Short task = Show all lines holding "dashed".

----

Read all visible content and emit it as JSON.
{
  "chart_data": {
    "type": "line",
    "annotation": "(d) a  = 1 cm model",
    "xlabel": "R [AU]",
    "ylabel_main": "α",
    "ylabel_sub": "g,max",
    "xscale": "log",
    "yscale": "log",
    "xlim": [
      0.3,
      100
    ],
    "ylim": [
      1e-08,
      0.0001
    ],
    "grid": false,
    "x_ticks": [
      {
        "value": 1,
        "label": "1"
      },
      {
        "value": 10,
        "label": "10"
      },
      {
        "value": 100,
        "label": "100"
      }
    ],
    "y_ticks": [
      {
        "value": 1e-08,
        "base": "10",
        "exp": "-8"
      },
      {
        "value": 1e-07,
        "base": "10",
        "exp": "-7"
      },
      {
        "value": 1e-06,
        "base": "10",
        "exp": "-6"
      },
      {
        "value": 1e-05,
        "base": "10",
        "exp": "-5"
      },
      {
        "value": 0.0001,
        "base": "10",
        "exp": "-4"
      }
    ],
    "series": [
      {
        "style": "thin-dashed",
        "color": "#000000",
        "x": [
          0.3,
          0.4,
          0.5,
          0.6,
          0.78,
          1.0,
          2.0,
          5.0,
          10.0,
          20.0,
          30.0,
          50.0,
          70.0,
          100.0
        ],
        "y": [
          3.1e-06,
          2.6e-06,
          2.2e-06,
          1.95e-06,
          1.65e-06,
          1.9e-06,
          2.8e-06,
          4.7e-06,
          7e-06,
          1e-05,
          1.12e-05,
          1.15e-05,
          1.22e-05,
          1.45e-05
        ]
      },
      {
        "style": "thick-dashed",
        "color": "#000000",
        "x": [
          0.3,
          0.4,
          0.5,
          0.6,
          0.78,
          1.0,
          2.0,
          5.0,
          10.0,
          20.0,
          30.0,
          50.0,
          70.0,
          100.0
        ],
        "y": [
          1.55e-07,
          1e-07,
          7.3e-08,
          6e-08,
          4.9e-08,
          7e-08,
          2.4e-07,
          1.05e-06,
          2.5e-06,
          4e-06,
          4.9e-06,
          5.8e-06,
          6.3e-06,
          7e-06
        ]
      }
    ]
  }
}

----

The solution =
        "style": "thin-dashed",
        "style": "thick-dashed",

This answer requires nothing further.